Directions :: Work out how many lines in the listing below include the word "item". Give nothing but the number.

Data supplied ::

^^^^^^^^^^^^^^^^

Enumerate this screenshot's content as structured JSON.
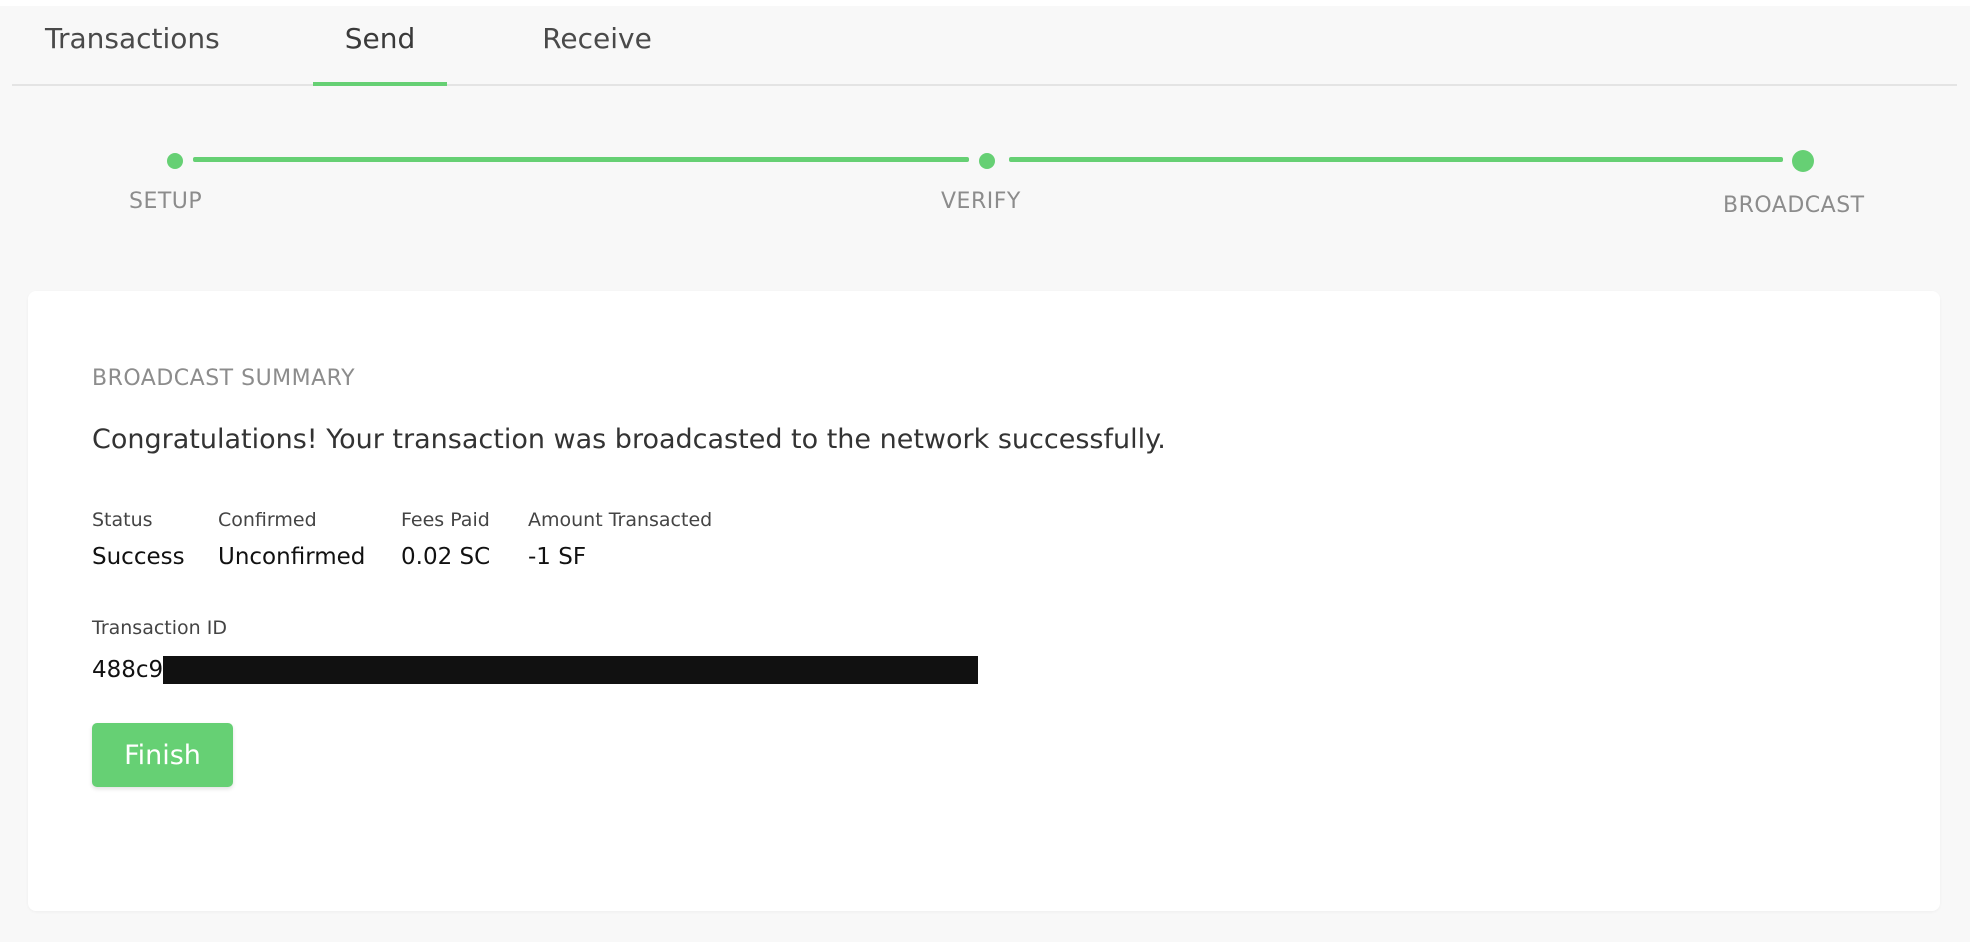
{
  "tabs": [
    {
      "label": "Transactions",
      "active": false
    },
    {
      "label": "Send",
      "active": true
    },
    {
      "label": "Receive",
      "active": false
    }
  ],
  "stepper": {
    "steps": [
      {
        "label": "SETUP",
        "complete": true
      },
      {
        "label": "VERIFY",
        "complete": true
      },
      {
        "label": "BROADCAST",
        "current": true
      }
    ]
  },
  "summary": {
    "title": "BROADCAST SUMMARY",
    "message": "Congratulations! Your transaction was broadcasted to the network successfully.",
    "stats": [
      {
        "label": "Status",
        "value": "Success"
      },
      {
        "label": "Confirmed",
        "value": "Unconfirmed"
      },
      {
        "label": "Fees Paid",
        "value": "0.02 SC"
      },
      {
        "label": "Amount Transacted",
        "value": "-1 SF"
      }
    ],
    "transaction_id_label": "Transaction ID",
    "transaction_id_visible_prefix": "488c9",
    "finish_label": "Finish"
  },
  "colors": {
    "accent": "#66d074",
    "background": "#f8f8f8",
    "card": "#ffffff",
    "muted_text": "#8c8c8c"
  }
}
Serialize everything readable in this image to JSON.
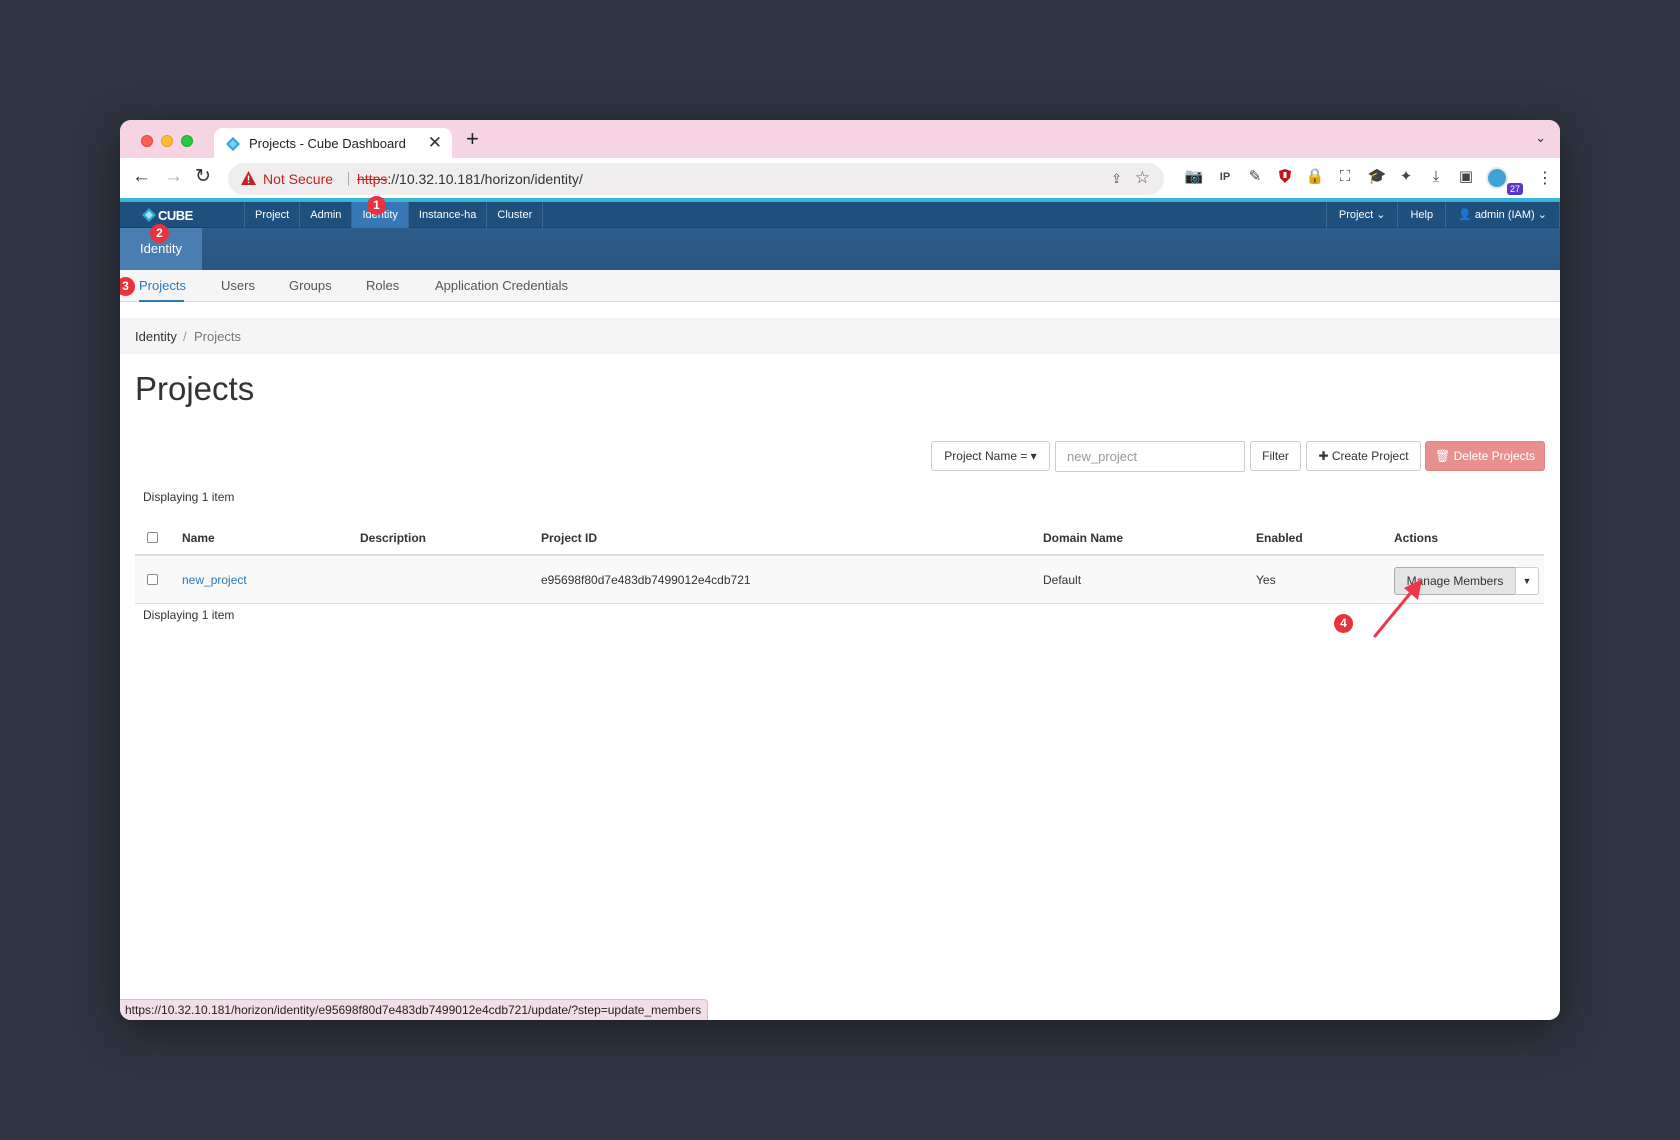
{
  "browser": {
    "tab_title": "Projects - Cube Dashboard",
    "new_tab": "+",
    "close": "✕",
    "tab_menu": "⌄",
    "security_label": "Not Secure",
    "url_scheme": "https",
    "url_rest": "://10.32.10.181/horizon/identity/",
    "extension_badge": "27",
    "status_url": "https://10.32.10.181/horizon/identity/e95698f80d7e483db7499012e4cdb721/update/?step=update_members"
  },
  "navbar": {
    "brand": "CUBE",
    "menu": [
      "Project",
      "Admin",
      "Identity",
      "Instance-ha",
      "Cluster"
    ],
    "active_menu": "Identity",
    "right": {
      "project": "Project ⌄",
      "help": "Help",
      "user": "👤 admin (IAM) ⌄"
    }
  },
  "panel": {
    "tab": "Identity"
  },
  "subnav": [
    "Projects",
    "Users",
    "Groups",
    "Roles",
    "Application Credentials"
  ],
  "breadcrumb": {
    "parent": "Identity",
    "separator": "/",
    "current": "Projects"
  },
  "page_title": "Projects",
  "filter": {
    "field_label": "Project Name = ▾",
    "input_value": "new_project",
    "filter_button": "Filter",
    "create_button": "✚ Create Project",
    "delete_button": "🗑 Delete Projects"
  },
  "table": {
    "count_top": "Displaying 1 item",
    "count_bottom": "Displaying 1 item",
    "columns": [
      "Name",
      "Description",
      "Project ID",
      "Domain Name",
      "Enabled",
      "Actions"
    ],
    "rows": [
      {
        "name": "new_project",
        "description": "",
        "project_id": "e95698f80d7e483db7499012e4cdb721",
        "domain": "Default",
        "enabled": "Yes",
        "action": "Manage Members"
      }
    ]
  },
  "annotations": [
    "1",
    "2",
    "3",
    "4"
  ],
  "colors": {
    "navbar": "#1f4f7c",
    "active_menu": "#3577b7",
    "link": "#2a7ab8",
    "danger": "#e8908e",
    "marker": "#e8333c",
    "tabstrip": "#f6d4e3"
  }
}
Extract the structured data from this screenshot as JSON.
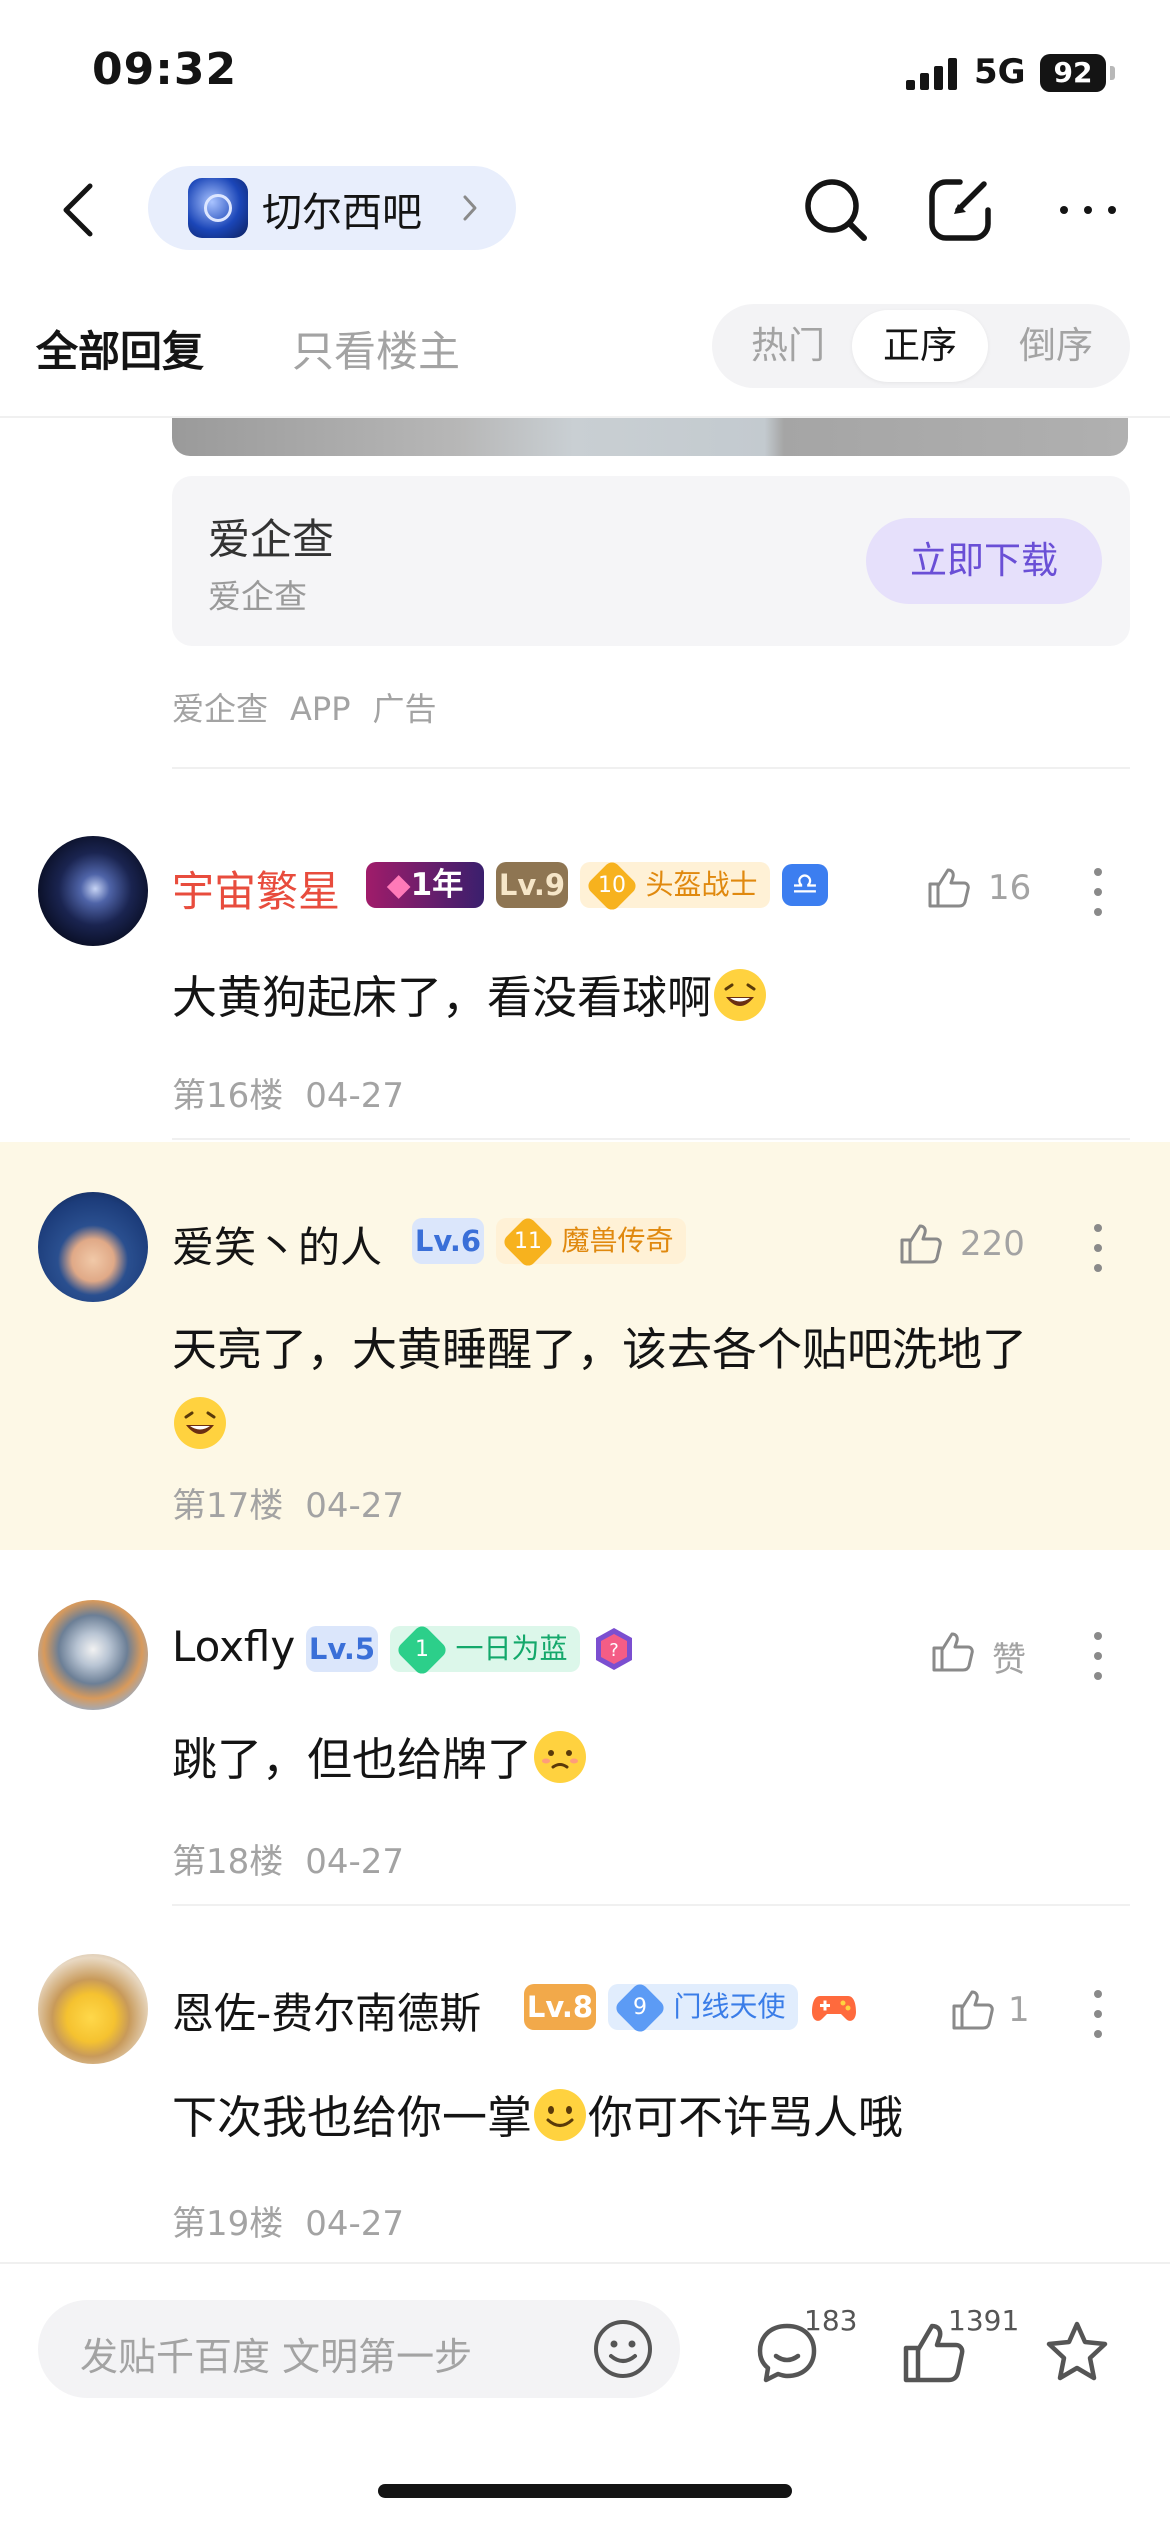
{
  "status_bar": {
    "time": "09:32",
    "network": "5G",
    "battery": "92"
  },
  "nav": {
    "forum_name": "切尔西吧",
    "icons": [
      "back-icon",
      "search-icon",
      "share-icon",
      "more-icon"
    ]
  },
  "tabs": {
    "all_replies": "全部回复",
    "owner_only": "只看楼主",
    "sort": [
      "热门",
      "正序",
      "倒序"
    ],
    "sort_selected": "正序"
  },
  "ad": {
    "title": "爱企查",
    "subtitle": "爱企查",
    "cta": "立即下载",
    "meta": [
      "爱企查",
      "APP",
      "广告"
    ]
  },
  "posts": [
    {
      "username": "宇宙繁星",
      "name_color": "#e84c3d",
      "badges": {
        "member": "1年",
        "level": "Lv.9",
        "title_num": "10",
        "title": "头盔战士"
      },
      "likes": "16",
      "content": "大黄狗起床了，看没看球啊",
      "floor": "第16楼",
      "date": "04-27"
    },
    {
      "username": "爱笑丶的人",
      "badges": {
        "level": "Lv.6",
        "title_num": "11",
        "title": "魔兽传奇"
      },
      "likes": "220",
      "content": "天亮了，大黄睡醒了，该去各个贴吧洗地了",
      "floor": "第17楼",
      "date": "04-27",
      "highlight_color": "#fdf8e6"
    },
    {
      "username": "Loxfly",
      "badges": {
        "level": "Lv.5",
        "title_num": "1",
        "title": "一日为蓝"
      },
      "likes": "赞",
      "content": "跳了，但也给牌了",
      "floor": "第18楼",
      "date": "04-27"
    },
    {
      "username": "恩佐-费尔南德斯",
      "badges": {
        "level": "Lv.8",
        "title_num": "9",
        "title": "门线天使"
      },
      "likes": "1",
      "content_before": "下次我也给你一掌",
      "content_after": "你可不许骂人哦",
      "floor": "第19楼",
      "date": "04-27"
    }
  ],
  "bottom_bar": {
    "placeholder": "发贴千百度 文明第一步",
    "comments": "183",
    "likes": "1391"
  },
  "colors": {
    "accent_purple": "#6a4fd6",
    "name_red": "#e84c3d",
    "meta_gray": "#a3a3a3"
  }
}
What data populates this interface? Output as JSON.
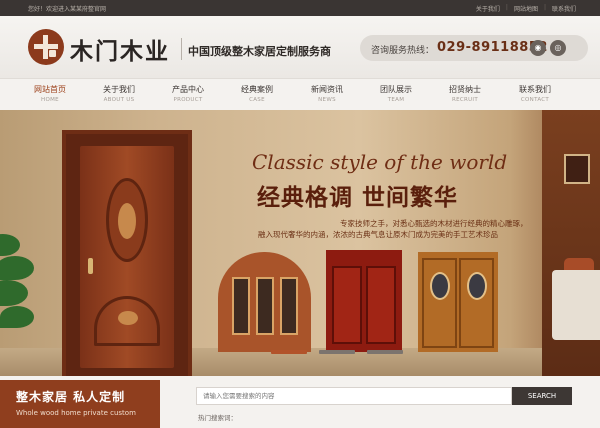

^^^^^^^^^^^^^^^^

Correct output :: 2